[Work to be completed] Transcribe all of the material below word for word and leave out its pictures.

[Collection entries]
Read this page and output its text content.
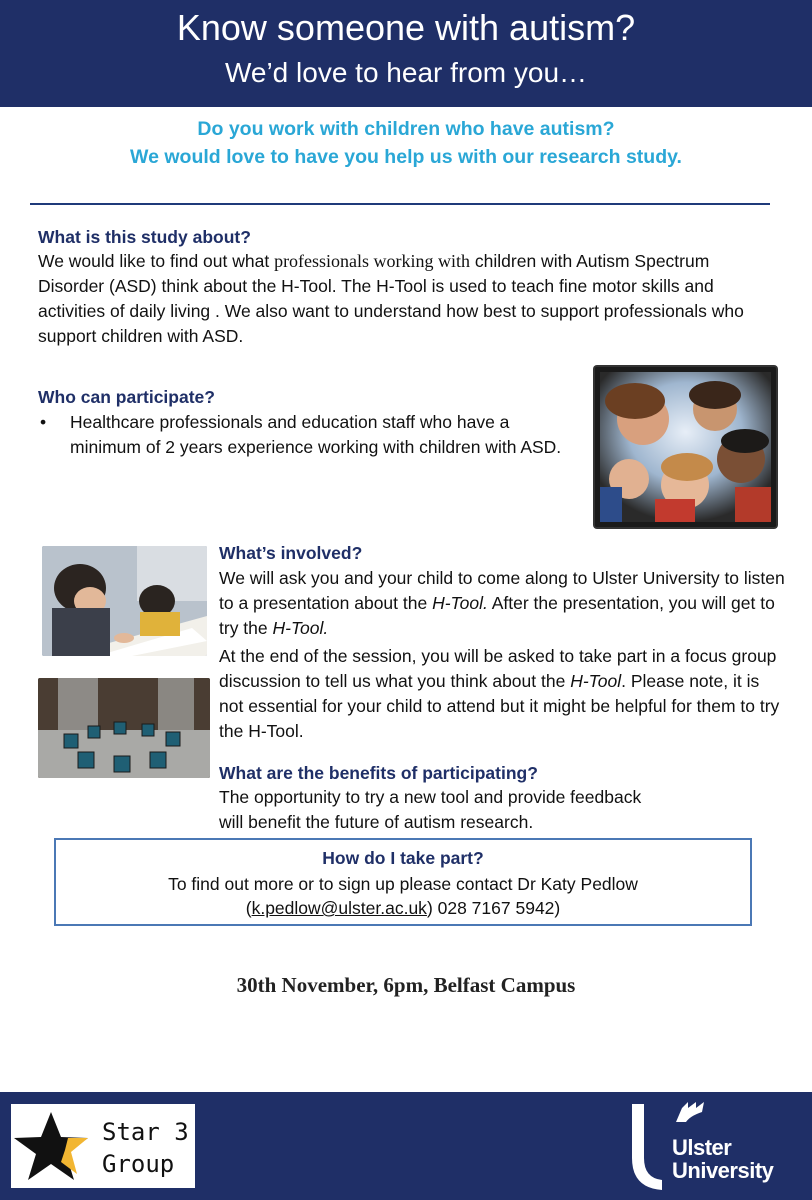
Know someone with autism?
We’d love to hear from you…
Do you work with children who have autism?
We would love to have you help us with our research study.
What is this study about?
We would like to find out what professionals working with children with Autism Spectrum Disorder (ASD) think about the H-Tool. The H-Tool is used to teach fine motor skills and activities of daily living . We also want to understand how best to support professionals who support children with ASD.
Who can participate?
• Healthcare professionals and education staff who have a minimum of 2 years experience working with children with ASD.
What’s involved?
We will ask you and your child to come along to Ulster University to listen to a presentation about the H-Tool. After the presentation, you will get to try the H-Tool.
At the end of the session, you will be asked to take part in a focus group discussion to tell us what you think about the H-Tool. Please note, it is not essential for your child to attend but it might be helpful for them to try the H-Tool.
What are the benefits of participating?
The opportunity to try a new tool and provide feedback
will benefit the future of autism research.
How do I take part?
To find out more or to sign up please contact Dr Katy Pedlow
(k.pedlow@ulster.ac.uk) 028 7167 5942)
30th November, 6pm, Belfast Campus
Star 3
Group
Ulster
University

[Answer in full]
Read this page and output its text content.
Know someone with autism?
We’d love to hear from you…
Do you work with children who have autism?
We would love to have you help us with our research study.
What is this study about?
We would like to find out what professionals working with children with Autism Spectrum Disorder (ASD) think about the H-Tool. The H-Tool is used to teach fine motor skills and activities of daily living . We also want to understand how best to support professionals who support children with ASD.
Who can participate?
• Healthcare professionals and education staff who have a minimum of 2 years experience working with children with ASD.
What’s involved?
We will ask you and your child to come along to Ulster University to listen to a presentation about the H-Tool. After the presentation, you will get to try the H-Tool.
At the end of the session, you will be asked to take part in a focus group discussion to tell us what you think about the H-Tool. Please note, it is not essential for your child to attend but it might be helpful for them to try the H-Tool.
What are the benefits of participating?
The opportunity to try a new tool and provide feedback
will benefit the future of autism research.
How do I take part?
To find out more or to sign up please contact Dr Katy Pedlow
(k.pedlow@ulster.ac.uk) 028 7167 5942)
30th November, 6pm, Belfast Campus
Star 3
Group
Ulster
University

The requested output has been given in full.